(Collected data entries)
++++++
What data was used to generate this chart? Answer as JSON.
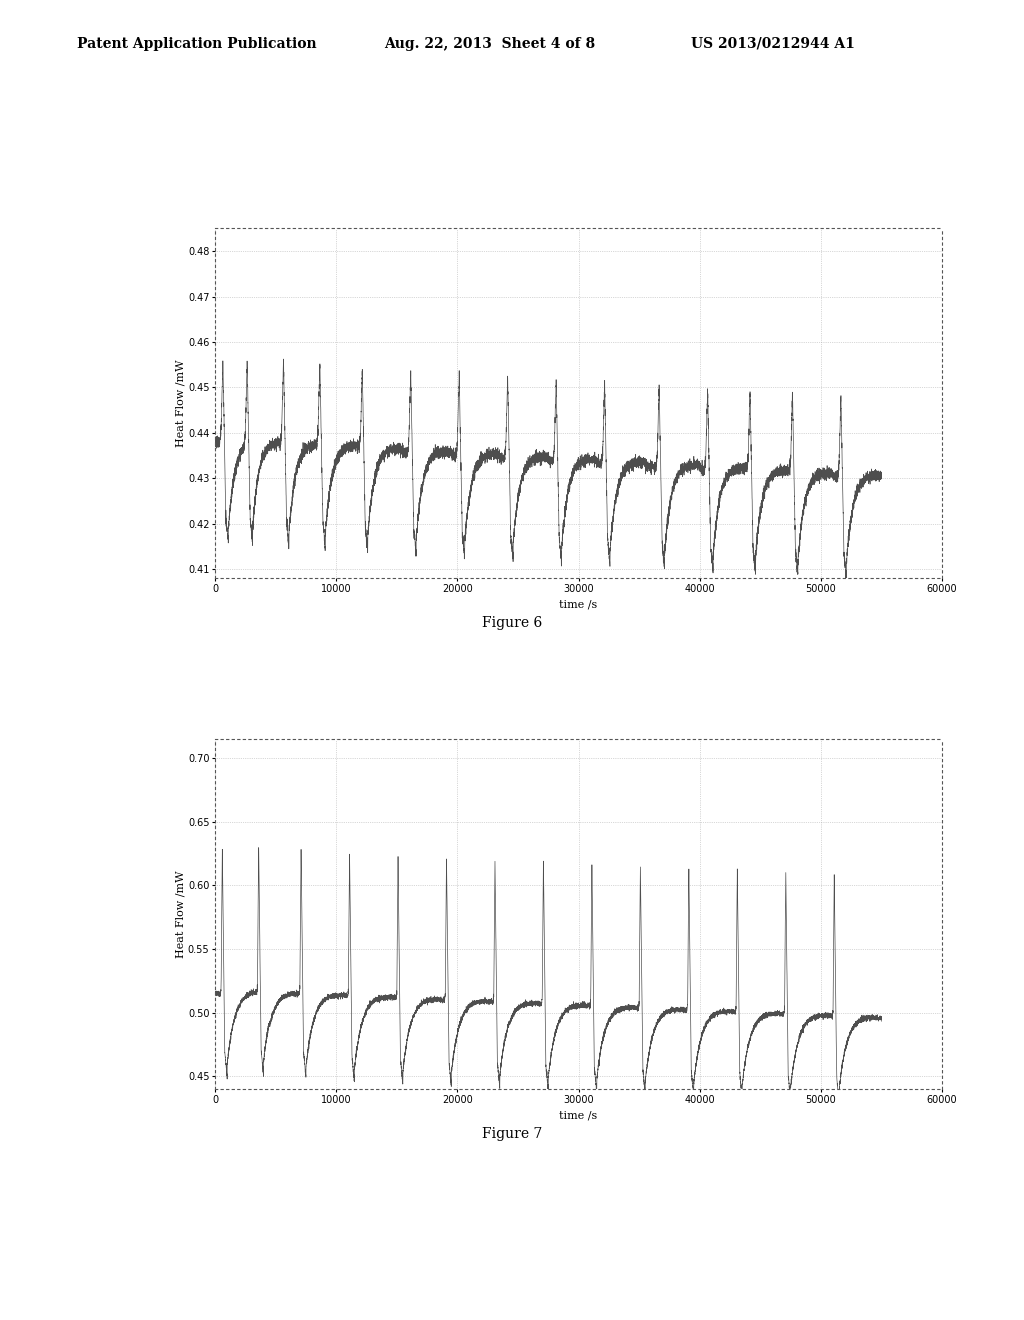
{
  "header_left": "Patent Application Publication",
  "header_mid": "Aug. 22, 2013  Sheet 4 of 8",
  "header_right": "US 2013/0212944 A1",
  "fig6_label": "Figure 6",
  "fig7_label": "Figure 7",
  "fig6_ylabel": "Heat Flow /mW",
  "fig6_xlabel": "time /s",
  "fig6_ylim": [
    0.408,
    0.485
  ],
  "fig6_yticks": [
    0.41,
    0.42,
    0.43,
    0.44,
    0.45,
    0.46,
    0.47,
    0.48
  ],
  "fig6_xlim": [
    0,
    60000
  ],
  "fig6_xticks": [
    0,
    10000,
    20000,
    30000,
    40000,
    50000,
    60000
  ],
  "fig7_ylabel": "Heat Flow /mW",
  "fig7_xlabel": "time /s",
  "fig7_ylim": [
    0.44,
    0.715
  ],
  "fig7_yticks": [
    0.45,
    0.5,
    0.55,
    0.6,
    0.65,
    0.7
  ],
  "fig7_xlim": [
    0,
    60000
  ],
  "fig7_xticks": [
    0,
    10000,
    20000,
    30000,
    40000,
    50000,
    60000
  ],
  "line_color": "#444444",
  "background": "#ffffff",
  "border_color": "#666666",
  "fig6_pulse_times": [
    500,
    2500,
    5500,
    8500,
    12000,
    16000,
    20000,
    24000,
    28000,
    32000,
    36500,
    40500,
    44000,
    47500,
    51500
  ],
  "fig7_pulse_times": [
    500,
    3500,
    7000,
    11000,
    15000,
    19000,
    23000,
    27000,
    31000,
    35000,
    39000,
    43000,
    47000,
    51000
  ]
}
++++++
GOAL OF THE EXERCISE:
Leave the images out and output the remaining material exactly as it stands.

ANSWER TO THE PROBLEM:
What data was used to generate this chart? Answer as JSON.
{
  "header_left": "Patent Application Publication",
  "header_mid": "Aug. 22, 2013  Sheet 4 of 8",
  "header_right": "US 2013/0212944 A1",
  "fig6_label": "Figure 6",
  "fig7_label": "Figure 7",
  "fig6_ylabel": "Heat Flow /mW",
  "fig6_xlabel": "time /s",
  "fig6_ylim": [
    0.408,
    0.485
  ],
  "fig6_yticks": [
    0.41,
    0.42,
    0.43,
    0.44,
    0.45,
    0.46,
    0.47,
    0.48
  ],
  "fig6_xlim": [
    0,
    60000
  ],
  "fig6_xticks": [
    0,
    10000,
    20000,
    30000,
    40000,
    50000,
    60000
  ],
  "fig7_ylabel": "Heat Flow /mW",
  "fig7_xlabel": "time /s",
  "fig7_ylim": [
    0.44,
    0.715
  ],
  "fig7_yticks": [
    0.45,
    0.5,
    0.55,
    0.6,
    0.65,
    0.7
  ],
  "fig7_xlim": [
    0,
    60000
  ],
  "fig7_xticks": [
    0,
    10000,
    20000,
    30000,
    40000,
    50000,
    60000
  ],
  "line_color": "#444444",
  "background": "#ffffff",
  "border_color": "#666666",
  "fig6_pulse_times": [
    500,
    2500,
    5500,
    8500,
    12000,
    16000,
    20000,
    24000,
    28000,
    32000,
    36500,
    40500,
    44000,
    47500,
    51500
  ],
  "fig7_pulse_times": [
    500,
    3500,
    7000,
    11000,
    15000,
    19000,
    23000,
    27000,
    31000,
    35000,
    39000,
    43000,
    47000,
    51000
  ]
}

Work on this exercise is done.